■ Quoted passage:
/CRDTree

Primary LanguageTypeScript

CPSC538B-Project

Milestone 1

Requirements for Milestone 1 include:

  • FR1: Should have a command line invokable test suite
    • Can be invoked via yarn test
  • FR2: Should have signature and stubs for the high level API
    • Can be seen in the files here. These files include the high level interfaces we designed during the development period of this Milestone.
  • NFR1: Should have a comprehensive test suite for CRDT as well as the CRDTree extension
    • Can be seen in the test suite written here. Each test is annotated with the behaviour it attempts to expose.
    • Some test cases were taken directly from Kleppmann et al. (and are labelled as such). This means we expect our implementation to at least match their specification of correctness.
  • NRF2: Should have a partial test suite for the CRDTree Protocol Library
    • Can be seen in the starter test suite written here. While less complete, it had us reason about how the API should be useable.

■ Items from a dataset:
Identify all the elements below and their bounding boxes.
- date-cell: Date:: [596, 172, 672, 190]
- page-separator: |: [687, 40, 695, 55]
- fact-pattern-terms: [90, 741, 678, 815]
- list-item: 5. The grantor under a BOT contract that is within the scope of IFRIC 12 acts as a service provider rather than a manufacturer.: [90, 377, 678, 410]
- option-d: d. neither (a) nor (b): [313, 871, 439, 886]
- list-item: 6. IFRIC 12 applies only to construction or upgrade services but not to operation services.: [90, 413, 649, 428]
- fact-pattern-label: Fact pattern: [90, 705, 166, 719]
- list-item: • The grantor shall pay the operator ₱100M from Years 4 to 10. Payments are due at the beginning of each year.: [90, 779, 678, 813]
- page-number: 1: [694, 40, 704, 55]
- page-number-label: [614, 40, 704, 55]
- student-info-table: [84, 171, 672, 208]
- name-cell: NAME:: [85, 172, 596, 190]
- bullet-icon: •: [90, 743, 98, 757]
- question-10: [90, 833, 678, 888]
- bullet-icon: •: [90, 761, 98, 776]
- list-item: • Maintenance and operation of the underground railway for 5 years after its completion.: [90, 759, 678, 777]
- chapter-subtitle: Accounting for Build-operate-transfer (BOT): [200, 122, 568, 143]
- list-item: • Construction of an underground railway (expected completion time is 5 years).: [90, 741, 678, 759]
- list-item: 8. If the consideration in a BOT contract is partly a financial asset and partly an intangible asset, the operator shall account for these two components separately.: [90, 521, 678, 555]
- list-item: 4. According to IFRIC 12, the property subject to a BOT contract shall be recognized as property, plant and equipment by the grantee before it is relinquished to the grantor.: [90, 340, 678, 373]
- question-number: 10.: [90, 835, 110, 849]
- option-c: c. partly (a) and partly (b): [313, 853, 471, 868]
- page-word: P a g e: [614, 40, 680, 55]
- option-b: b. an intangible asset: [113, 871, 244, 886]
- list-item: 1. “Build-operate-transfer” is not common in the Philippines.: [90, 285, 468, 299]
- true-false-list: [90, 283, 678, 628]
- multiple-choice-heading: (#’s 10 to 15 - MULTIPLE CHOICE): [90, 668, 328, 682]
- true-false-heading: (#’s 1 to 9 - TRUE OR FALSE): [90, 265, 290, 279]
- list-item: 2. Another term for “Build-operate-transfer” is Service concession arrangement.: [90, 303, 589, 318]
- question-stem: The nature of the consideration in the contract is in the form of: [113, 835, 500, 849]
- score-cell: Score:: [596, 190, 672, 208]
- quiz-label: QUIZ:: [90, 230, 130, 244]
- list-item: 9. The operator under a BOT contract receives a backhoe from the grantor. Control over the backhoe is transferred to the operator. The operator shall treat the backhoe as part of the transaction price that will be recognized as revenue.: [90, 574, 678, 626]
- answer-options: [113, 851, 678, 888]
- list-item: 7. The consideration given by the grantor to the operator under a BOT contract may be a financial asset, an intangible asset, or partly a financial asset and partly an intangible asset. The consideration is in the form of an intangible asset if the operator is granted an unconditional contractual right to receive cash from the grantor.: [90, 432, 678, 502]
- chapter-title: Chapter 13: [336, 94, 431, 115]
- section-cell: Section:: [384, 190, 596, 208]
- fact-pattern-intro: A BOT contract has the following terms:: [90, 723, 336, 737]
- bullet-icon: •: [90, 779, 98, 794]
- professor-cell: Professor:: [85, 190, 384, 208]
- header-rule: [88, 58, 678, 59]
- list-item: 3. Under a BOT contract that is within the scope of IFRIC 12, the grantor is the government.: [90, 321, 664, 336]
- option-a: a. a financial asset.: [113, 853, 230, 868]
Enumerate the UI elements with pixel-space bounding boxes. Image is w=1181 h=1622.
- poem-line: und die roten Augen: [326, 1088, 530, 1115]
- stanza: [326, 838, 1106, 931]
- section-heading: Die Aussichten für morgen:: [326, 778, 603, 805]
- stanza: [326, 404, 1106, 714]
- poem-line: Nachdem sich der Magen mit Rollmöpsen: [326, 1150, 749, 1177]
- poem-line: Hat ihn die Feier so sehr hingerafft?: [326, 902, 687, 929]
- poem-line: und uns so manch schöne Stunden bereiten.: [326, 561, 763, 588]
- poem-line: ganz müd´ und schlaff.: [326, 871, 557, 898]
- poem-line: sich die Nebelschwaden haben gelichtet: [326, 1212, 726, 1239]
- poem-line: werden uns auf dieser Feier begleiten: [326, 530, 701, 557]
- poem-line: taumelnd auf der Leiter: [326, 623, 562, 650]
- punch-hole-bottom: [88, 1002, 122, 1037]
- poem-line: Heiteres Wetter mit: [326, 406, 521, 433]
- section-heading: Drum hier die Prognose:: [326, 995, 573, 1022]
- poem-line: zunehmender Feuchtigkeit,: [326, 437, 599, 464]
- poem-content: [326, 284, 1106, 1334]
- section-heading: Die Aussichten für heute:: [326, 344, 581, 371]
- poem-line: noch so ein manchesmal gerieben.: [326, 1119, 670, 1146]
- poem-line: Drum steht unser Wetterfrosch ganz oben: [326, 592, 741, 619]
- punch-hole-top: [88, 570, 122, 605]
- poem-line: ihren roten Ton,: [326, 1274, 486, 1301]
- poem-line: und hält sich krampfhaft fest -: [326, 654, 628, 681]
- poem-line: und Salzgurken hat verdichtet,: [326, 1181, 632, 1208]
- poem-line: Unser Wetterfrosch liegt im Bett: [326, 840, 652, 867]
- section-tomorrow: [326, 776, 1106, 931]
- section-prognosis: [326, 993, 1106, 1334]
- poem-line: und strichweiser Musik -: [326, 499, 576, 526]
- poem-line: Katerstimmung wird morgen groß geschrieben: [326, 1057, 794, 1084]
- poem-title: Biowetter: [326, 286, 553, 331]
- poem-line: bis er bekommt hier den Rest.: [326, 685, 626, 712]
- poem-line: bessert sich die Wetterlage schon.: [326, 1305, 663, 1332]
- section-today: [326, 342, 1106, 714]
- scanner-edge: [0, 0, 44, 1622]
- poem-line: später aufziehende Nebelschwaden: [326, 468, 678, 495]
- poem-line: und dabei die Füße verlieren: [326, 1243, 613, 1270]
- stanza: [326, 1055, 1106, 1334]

■ Directions:
1. Answer these questions about the CRDTree project text:
(a) What is the primary language of the project?
(b) What command invokes the test suite?
(c) Whose work were some of the test cases taken from directly?
2. From the CRDTree project text, quote the part that begins with the words containing "CPSC538B-Project" and ends with "specification of correctness.".
3. Continue the CRDTree project text from its last sentence.

■ Written responses:
1.
(a) TypeScript
(b) yarn test
(c) Kleppmann et al.

2.
CPSC538B-Project

Milestone 1

Requirements for Milestone 1 include:

  • FR1: Should have a command line invokable test suite
    • Can be invoked via yarn test
  • FR2: Should have signature and stubs for the high level API
    • Can be seen in the files here. These files include the high level interfaces we designed during the development period of this Milestone.
  • NFR1: Should have a comprehensive test suite for CRDT as well as the CRDTree extension
    • Can be seen in the test suite written here. Each test is annotated with the behaviour it attempts to expose.
    • Some test cases were taken directly from Kleppmann et al. (and are labelled as such). This means we expect our implementation to at least match their specification of correctness.

3.
Milestone 2

Requirements for Milestone 2 include:

  • FR1: Should be able to initialize a CRDT
    • Can be seen by invoking our test suite via yarn test
  • FR2: Should be able to merge two CRDTs given their initial states are the same
    • We now enforce that every instance has the same initial state, so any two CRDT objects are mergeable. This can also be seen via our test suite
  • FR3: Should be able to render a CRDTree
    • Can be seen by invoking our test suite via yarn test
  • NFR1: Merges should terminate in a reasonable amount of time, less than a second
    • This is only kind of demonstrated through our tests, and we now realise this was underspecified. When given a list with 47347 insertions, performance degrades to an abysmal 17 seconds You know what? We did it. You can insert like 100 elements and it gets done in under a second. Please clap
  • NFR2: Memory allocation should scale at worst polynomially in operations
    • This test was born out of some scary things we saw in the original algorithm by Kleppmann et al., however by keeping our semantics simple we were able to do away with some of their requirements and maintained linear storage usage (if you don't count all the arrays we let get garbage collected). You would need to read the code to see this :(

Milestone 3

  • FR1: Should be able to make a fork
    • Can be seen by invoking our test suite via yarn test
  • FR2: Should be able to join a fork
    • Can be seen by invoking our test suite via yarn test
  • FR3: Should be able to render a history that contains forks or joins
    • Can be seen by invoking our test suite via yarn test

This milestone contained quite a few tricky bugs (including some that really should have been exposed during Milestone 2). All of them can be seen in the new tests added during this development period.

"Milestone 4"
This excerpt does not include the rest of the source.